Exercise goal
Only a number is wanted: how many lines in the records below contain "this"?
· · · · · · ·
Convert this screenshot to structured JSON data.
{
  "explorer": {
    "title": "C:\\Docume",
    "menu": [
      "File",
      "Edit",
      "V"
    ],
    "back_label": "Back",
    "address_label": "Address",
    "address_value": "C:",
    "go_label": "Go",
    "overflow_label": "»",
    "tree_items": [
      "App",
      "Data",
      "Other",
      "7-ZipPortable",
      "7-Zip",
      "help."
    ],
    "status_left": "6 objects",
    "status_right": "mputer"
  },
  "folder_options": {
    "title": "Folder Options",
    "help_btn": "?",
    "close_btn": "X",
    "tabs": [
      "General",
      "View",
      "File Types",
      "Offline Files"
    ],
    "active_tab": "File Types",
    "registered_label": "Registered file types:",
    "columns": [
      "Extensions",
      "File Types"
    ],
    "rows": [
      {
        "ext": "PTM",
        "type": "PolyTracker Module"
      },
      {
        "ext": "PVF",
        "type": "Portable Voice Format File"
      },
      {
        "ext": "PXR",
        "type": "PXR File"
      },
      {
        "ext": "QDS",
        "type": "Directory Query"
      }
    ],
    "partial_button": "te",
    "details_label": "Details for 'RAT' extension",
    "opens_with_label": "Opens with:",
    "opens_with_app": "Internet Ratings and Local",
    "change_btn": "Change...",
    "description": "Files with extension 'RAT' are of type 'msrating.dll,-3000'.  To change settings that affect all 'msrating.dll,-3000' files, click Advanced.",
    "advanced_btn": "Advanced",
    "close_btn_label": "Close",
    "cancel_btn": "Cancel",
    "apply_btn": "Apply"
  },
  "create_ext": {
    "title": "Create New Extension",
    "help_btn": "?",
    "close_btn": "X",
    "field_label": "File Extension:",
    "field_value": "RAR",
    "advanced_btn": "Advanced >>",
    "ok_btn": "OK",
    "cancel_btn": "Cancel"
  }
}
· · · · · · ·
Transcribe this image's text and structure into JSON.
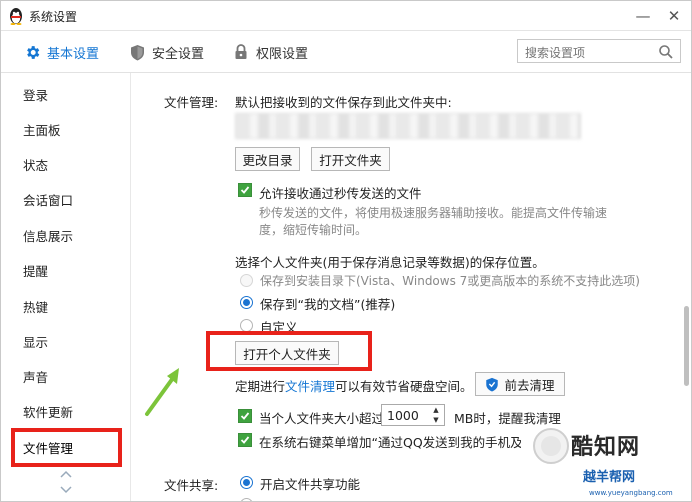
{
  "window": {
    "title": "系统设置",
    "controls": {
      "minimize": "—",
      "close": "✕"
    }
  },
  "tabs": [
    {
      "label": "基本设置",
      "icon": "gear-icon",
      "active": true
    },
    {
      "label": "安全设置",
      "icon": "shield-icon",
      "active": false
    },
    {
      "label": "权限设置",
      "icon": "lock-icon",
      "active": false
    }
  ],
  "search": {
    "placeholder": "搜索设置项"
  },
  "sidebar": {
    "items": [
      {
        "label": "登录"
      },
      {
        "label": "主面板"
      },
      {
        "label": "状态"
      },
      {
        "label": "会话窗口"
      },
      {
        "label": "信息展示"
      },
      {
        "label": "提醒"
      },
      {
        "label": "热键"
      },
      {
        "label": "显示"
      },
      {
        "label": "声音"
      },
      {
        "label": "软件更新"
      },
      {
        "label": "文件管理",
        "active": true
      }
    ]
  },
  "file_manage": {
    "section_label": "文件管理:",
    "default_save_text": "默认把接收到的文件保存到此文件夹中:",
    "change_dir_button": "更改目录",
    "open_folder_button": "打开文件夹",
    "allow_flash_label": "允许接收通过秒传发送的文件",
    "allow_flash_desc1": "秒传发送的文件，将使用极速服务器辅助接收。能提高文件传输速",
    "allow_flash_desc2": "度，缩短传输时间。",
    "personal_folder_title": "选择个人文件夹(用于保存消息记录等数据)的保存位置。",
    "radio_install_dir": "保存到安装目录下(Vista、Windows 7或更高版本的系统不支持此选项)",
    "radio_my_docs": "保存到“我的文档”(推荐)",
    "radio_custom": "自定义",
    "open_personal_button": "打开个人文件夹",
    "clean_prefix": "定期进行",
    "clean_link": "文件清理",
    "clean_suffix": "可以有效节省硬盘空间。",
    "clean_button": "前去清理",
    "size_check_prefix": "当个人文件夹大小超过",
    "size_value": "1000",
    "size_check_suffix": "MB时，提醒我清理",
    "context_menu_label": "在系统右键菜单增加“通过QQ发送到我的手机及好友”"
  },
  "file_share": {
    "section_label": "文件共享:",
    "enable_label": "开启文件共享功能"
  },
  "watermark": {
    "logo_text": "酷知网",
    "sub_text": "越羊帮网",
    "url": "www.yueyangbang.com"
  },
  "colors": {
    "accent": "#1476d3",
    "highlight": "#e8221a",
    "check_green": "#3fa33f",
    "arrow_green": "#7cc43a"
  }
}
· · · · · · ·
Complete answer
2